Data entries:
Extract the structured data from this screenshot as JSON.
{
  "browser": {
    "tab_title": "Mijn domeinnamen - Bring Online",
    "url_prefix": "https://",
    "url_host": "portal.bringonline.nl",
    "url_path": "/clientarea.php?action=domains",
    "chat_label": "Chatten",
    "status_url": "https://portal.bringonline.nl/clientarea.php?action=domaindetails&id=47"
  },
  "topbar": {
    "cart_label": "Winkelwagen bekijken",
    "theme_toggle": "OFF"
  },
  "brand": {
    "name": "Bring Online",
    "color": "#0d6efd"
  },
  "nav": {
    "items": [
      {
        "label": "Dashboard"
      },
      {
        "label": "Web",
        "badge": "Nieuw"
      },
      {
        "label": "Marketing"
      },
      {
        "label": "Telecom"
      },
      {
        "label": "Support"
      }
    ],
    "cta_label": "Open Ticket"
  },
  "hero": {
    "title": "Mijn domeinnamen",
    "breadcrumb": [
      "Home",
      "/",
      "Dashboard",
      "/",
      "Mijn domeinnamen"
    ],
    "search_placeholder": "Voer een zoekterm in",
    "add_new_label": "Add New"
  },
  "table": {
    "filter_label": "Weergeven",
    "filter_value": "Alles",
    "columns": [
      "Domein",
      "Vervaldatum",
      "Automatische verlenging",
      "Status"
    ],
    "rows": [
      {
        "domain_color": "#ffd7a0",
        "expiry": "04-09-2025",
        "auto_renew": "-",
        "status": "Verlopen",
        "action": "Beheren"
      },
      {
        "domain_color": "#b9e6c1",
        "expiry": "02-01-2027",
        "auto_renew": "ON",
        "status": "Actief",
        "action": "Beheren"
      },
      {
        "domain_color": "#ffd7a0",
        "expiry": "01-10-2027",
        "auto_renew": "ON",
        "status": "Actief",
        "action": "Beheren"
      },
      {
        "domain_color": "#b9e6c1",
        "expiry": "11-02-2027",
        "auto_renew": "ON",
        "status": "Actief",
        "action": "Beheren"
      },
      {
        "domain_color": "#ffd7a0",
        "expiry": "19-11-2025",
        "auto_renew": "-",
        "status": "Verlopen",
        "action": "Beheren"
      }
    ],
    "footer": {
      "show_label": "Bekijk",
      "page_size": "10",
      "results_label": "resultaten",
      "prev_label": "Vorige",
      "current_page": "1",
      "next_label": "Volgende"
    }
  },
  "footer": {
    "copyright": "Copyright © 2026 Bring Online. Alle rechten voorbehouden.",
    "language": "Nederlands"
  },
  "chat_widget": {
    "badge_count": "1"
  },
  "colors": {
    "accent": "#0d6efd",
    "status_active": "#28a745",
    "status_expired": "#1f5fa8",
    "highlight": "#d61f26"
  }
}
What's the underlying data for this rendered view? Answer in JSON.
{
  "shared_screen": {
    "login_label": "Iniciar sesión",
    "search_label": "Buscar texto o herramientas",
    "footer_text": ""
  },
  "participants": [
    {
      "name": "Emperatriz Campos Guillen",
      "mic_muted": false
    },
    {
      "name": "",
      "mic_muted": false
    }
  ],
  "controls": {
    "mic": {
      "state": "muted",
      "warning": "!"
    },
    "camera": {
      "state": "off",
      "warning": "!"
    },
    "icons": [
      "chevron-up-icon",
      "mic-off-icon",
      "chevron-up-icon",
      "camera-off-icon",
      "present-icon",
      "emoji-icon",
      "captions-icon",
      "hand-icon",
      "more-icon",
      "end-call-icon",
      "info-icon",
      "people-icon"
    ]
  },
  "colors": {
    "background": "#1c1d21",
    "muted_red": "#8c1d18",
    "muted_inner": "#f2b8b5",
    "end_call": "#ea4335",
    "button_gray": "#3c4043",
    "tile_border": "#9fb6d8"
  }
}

PROBLEM TO WORK ON
Emit the full listing verbatim.

WRITTEN SOLUTION
Extract the structured data from this screenshot as JSON.
{
  "browser": {
    "tab_title": "Mijn domeinnamen - Bring Online",
    "url_prefix": "https://",
    "url_host": "portal.bringonline.nl",
    "url_path": "/clientarea.php?action=domains",
    "chat_label": "Chatten",
    "status_url": "https://portal.bringonline.nl/clientarea.php?action=domaindetails&id=47"
  },
  "topbar": {
    "cart_label": "Winkelwagen bekijken",
    "theme_toggle": "OFF"
  },
  "brand": {
    "name": "Bring Online",
    "color": "#0d6efd"
  },
  "nav": {
    "items": [
      {
        "label": "Dashboard"
      },
      {
        "label": "Web",
        "badge": "Nieuw"
      },
      {
        "label": "Marketing"
      },
      {
        "label": "Telecom"
      },
      {
        "label": "Support"
      }
    ],
    "cta_label": "Open Ticket"
  },
  "hero": {
    "title": "Mijn domeinnamen",
    "breadcrumb": [
      "Home",
      "/",
      "Dashboard",
      "/",
      "Mijn domeinnamen"
    ],
    "search_placeholder": "Voer een zoekterm in",
    "add_new_label": "Add New"
  },
  "table": {
    "filter_label": "Weergeven",
    "filter_value": "Alles",
    "columns": [
      "Domein",
      "Vervaldatum",
      "Automatische verlenging",
      "Status"
    ],
    "rows": [
      {
        "domain_color": "#ffd7a0",
        "expiry": "04-09-2025",
        "auto_renew": "-",
        "status": "Verlopen",
        "action": "Beheren"
      },
      {
        "domain_color": "#b9e6c1",
        "expiry": "02-01-2027",
        "auto_renew": "ON",
        "status": "Actief",
        "action": "Beheren"
      },
      {
        "domain_color": "#ffd7a0",
        "expiry": "01-10-2027",
        "auto_renew": "ON",
        "status": "Actief",
        "action": "Beheren"
      },
      {
        "domain_color": "#b9e6c1",
        "expiry": "11-02-2027",
        "auto_renew": "ON",
        "status": "Actief",
        "action": "Beheren"
      },
      {
        "domain_color": "#ffd7a0",
        "expiry": "19-11-2025",
        "auto_renew": "-",
        "status": "Verlopen",
        "action": "Beheren"
      }
    ],
    "footer": {
      "show_label": "Bekijk",
      "page_size": "10",
      "results_label": "resultaten",
      "prev_label": "Vorige",
      "current_page": "1",
      "next_label": "Volgende"
    }
  },
  "footer": {
    "copyright": "Copyright © 2026 Bring Online. Alle rechten voorbehouden.",
    "language": "Nederlands"
  },
  "chat_widget": {
    "badge_count": "1"
  },
  "colors": {
    "accent": "#0d6efd",
    "status_active": "#28a745",
    "status_expired": "#1f5fa8",
    "highlight": "#d61f26"
  }
}
What's the underlying data for this rendered view? Answer in JSON.
{
  "shared_screen": {
    "login_label": "Iniciar sesión",
    "search_label": "Buscar texto o herramientas",
    "footer_text": ""
  },
  "participants": [
    {
      "name": "Emperatriz Campos Guillen",
      "mic_muted": false
    },
    {
      "name": "",
      "mic_muted": false
    }
  ],
  "controls": {
    "mic": {
      "state": "muted",
      "warning": "!"
    },
    "camera": {
      "state": "off",
      "warning": "!"
    },
    "icons": [
      "chevron-up-icon",
      "mic-off-icon",
      "chevron-up-icon",
      "camera-off-icon",
      "present-icon",
      "emoji-icon",
      "captions-icon",
      "hand-icon",
      "more-icon",
      "end-call-icon",
      "info-icon",
      "people-icon"
    ]
  },
  "colors": {
    "background": "#1c1d21",
    "muted_red": "#8c1d18",
    "muted_inner": "#f2b8b5",
    "end_call": "#ea4335",
    "button_gray": "#3c4043",
    "tile_border": "#9fb6d8"
  }
}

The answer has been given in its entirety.